▶ TASK REQUIREMENTS
How many lines in the listing below contain the string "each"? Reply with the number alone.

── EXERCISE INPUTS ──

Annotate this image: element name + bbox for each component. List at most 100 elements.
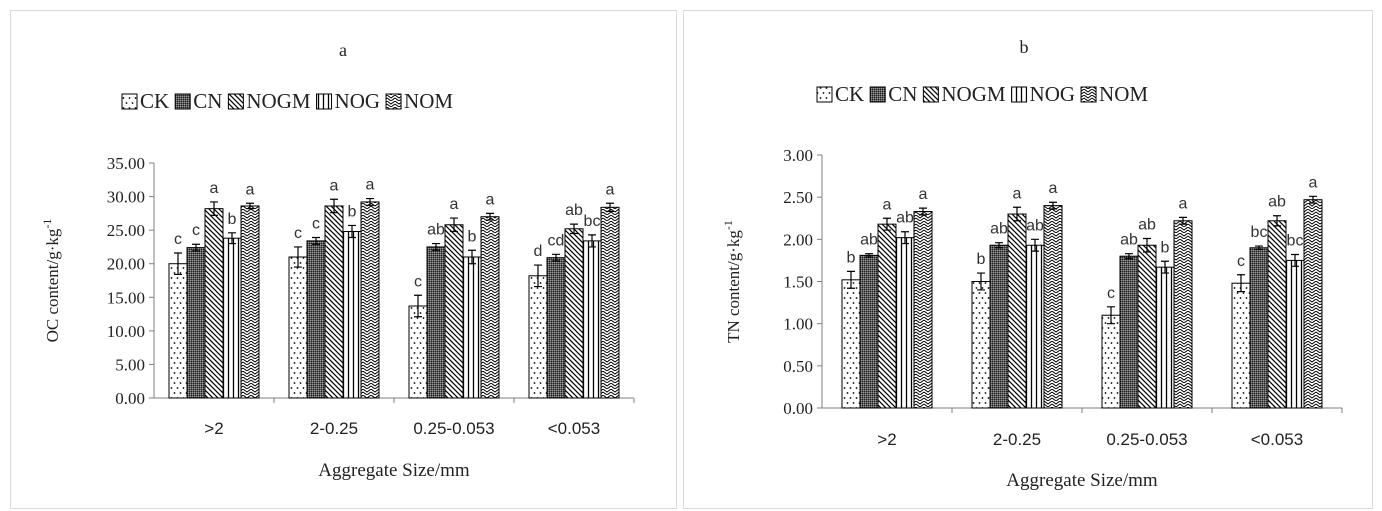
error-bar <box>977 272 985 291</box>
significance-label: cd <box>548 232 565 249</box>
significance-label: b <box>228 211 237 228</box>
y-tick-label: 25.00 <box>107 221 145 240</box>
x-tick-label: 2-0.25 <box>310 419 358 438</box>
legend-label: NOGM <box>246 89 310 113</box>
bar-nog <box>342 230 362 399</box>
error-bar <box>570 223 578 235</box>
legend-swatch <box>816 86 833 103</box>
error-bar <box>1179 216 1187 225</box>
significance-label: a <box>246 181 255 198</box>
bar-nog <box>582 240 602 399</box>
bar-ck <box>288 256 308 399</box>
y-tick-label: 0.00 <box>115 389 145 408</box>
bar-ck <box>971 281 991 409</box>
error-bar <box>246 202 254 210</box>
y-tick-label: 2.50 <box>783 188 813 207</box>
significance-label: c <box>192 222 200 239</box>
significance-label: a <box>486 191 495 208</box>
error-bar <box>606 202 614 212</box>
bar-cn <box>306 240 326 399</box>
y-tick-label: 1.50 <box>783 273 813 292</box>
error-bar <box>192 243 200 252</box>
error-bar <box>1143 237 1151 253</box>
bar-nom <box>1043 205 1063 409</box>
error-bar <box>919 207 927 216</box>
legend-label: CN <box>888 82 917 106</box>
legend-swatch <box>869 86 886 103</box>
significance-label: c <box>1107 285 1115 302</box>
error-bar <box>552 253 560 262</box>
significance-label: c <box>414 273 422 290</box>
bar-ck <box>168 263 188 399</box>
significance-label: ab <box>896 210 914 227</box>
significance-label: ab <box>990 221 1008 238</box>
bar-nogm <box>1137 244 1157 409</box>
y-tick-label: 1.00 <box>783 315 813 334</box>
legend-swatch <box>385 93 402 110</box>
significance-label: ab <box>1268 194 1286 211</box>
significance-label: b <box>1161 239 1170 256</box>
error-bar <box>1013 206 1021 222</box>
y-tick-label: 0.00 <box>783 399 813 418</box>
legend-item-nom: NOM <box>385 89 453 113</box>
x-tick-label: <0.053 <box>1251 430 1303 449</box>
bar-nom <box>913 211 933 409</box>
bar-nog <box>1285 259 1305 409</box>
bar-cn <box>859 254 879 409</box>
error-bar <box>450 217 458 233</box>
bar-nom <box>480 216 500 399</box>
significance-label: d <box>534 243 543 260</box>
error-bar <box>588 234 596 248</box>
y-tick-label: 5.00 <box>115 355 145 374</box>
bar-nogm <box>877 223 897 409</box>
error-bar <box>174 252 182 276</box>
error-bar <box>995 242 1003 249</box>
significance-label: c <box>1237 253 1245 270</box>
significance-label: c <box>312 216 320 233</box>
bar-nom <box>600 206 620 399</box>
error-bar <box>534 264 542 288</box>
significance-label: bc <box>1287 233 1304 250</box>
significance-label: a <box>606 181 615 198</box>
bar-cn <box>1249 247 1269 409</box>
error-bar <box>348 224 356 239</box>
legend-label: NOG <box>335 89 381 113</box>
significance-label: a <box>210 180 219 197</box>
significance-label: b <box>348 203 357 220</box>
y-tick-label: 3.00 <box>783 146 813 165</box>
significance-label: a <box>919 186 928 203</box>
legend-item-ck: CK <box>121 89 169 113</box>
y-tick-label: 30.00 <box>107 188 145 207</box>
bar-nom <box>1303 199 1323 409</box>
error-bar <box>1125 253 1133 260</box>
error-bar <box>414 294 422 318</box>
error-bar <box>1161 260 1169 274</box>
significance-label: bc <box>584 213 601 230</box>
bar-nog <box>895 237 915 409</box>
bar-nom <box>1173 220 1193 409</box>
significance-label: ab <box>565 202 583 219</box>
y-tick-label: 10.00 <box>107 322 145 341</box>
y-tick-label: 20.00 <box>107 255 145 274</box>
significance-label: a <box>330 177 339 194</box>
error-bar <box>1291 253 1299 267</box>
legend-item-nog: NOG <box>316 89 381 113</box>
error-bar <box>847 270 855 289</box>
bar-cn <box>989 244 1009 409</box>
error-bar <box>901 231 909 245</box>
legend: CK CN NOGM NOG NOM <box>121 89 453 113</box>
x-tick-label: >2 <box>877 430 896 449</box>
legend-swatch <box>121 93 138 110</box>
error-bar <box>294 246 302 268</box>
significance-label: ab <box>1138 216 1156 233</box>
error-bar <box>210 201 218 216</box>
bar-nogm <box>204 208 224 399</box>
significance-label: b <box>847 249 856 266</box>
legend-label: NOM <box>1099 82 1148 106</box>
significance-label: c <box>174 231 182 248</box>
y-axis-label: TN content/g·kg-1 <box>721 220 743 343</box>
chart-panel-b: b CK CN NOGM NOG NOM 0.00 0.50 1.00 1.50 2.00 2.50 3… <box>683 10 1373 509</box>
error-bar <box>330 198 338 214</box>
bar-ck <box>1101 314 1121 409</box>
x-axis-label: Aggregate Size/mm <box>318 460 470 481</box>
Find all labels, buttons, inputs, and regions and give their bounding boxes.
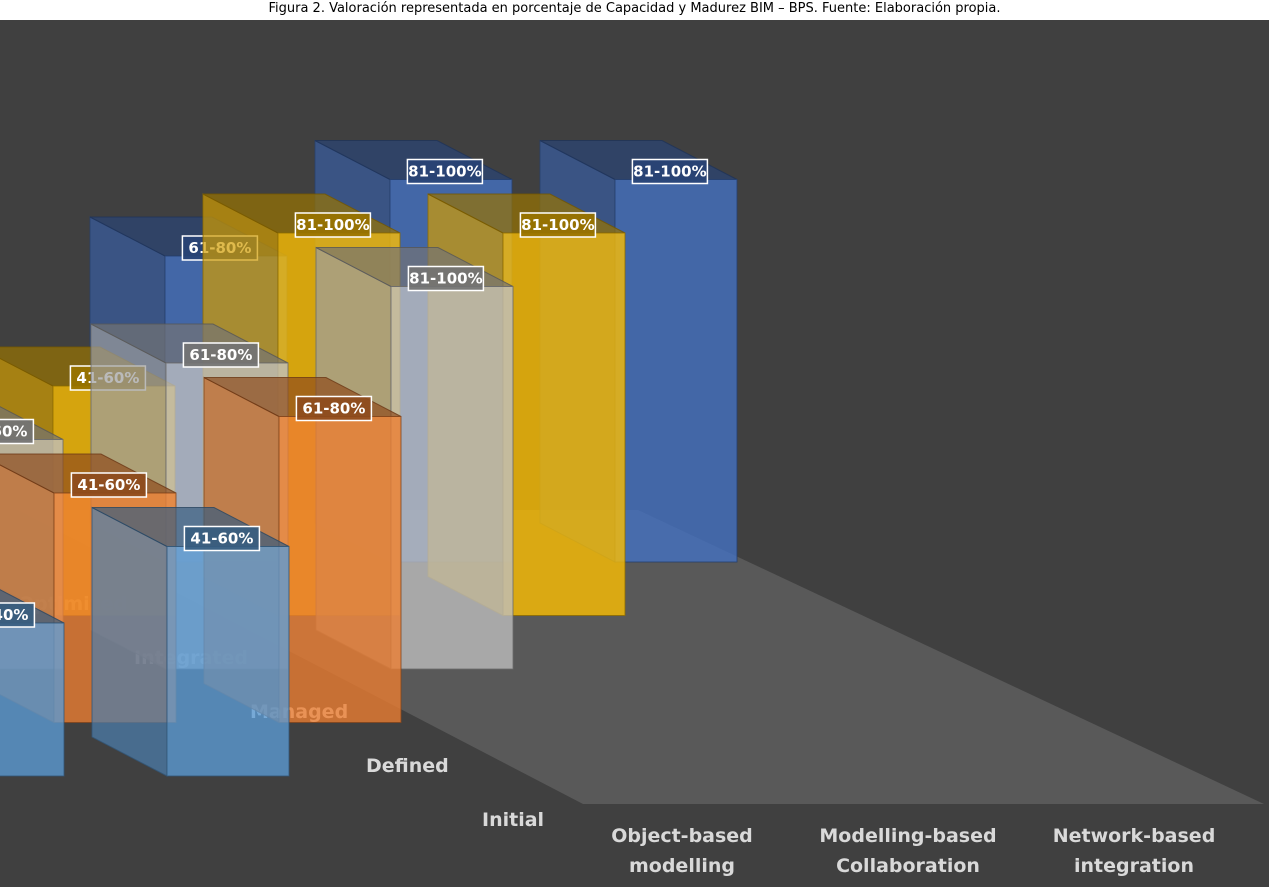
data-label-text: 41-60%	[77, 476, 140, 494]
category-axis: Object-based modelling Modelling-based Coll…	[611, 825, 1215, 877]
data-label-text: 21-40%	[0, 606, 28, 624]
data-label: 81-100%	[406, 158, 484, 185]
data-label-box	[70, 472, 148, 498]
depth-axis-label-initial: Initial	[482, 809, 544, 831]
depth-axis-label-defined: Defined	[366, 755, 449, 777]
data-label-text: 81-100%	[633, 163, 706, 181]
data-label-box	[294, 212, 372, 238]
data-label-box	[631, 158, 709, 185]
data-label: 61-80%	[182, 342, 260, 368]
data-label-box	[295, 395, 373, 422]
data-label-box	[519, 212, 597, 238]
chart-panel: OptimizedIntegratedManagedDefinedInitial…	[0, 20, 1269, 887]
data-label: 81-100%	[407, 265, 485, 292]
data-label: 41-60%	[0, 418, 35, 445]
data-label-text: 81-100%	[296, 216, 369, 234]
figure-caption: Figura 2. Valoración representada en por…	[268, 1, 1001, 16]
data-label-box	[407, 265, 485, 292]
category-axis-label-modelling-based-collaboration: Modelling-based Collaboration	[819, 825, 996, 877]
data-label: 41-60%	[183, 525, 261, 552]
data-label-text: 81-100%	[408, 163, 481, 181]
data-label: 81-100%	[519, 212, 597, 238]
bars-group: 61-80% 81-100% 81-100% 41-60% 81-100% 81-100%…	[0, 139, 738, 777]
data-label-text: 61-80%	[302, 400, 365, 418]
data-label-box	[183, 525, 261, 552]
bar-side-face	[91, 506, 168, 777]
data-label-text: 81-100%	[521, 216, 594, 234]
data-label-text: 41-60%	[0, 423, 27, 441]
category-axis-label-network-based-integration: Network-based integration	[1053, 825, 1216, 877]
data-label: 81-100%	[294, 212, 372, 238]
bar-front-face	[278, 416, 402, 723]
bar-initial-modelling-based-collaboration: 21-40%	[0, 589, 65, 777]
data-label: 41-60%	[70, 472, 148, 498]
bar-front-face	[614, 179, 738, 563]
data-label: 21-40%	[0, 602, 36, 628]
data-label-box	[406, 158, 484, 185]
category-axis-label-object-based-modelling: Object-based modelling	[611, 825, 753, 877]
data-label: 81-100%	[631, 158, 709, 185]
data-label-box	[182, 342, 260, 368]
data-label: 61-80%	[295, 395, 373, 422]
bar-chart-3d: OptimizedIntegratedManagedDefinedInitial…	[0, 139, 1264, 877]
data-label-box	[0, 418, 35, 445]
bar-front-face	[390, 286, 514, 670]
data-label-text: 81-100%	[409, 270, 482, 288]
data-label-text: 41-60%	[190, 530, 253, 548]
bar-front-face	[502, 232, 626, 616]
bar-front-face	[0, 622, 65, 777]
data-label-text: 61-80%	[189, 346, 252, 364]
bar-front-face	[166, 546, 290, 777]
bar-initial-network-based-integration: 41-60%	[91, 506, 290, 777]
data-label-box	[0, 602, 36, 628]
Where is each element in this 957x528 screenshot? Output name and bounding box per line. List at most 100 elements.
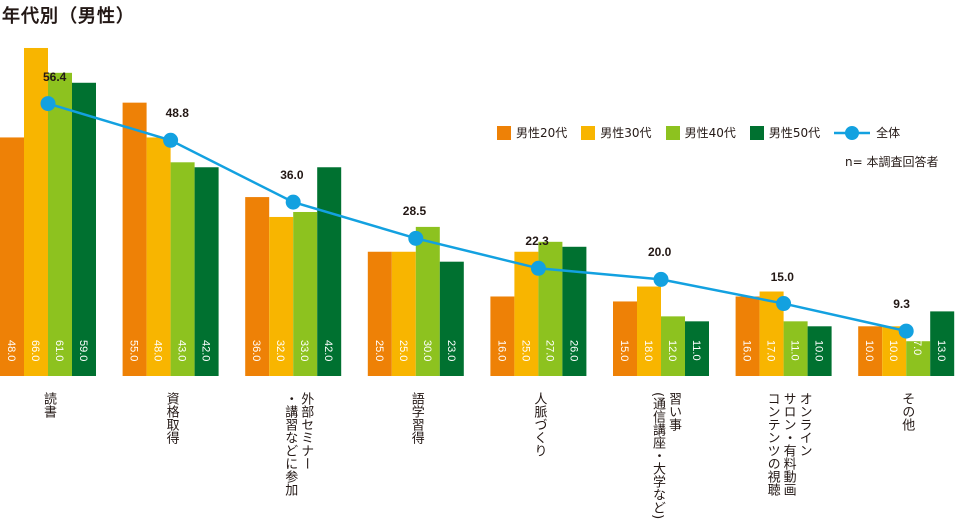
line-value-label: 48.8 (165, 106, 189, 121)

───

▶ FULL OUTPUT
2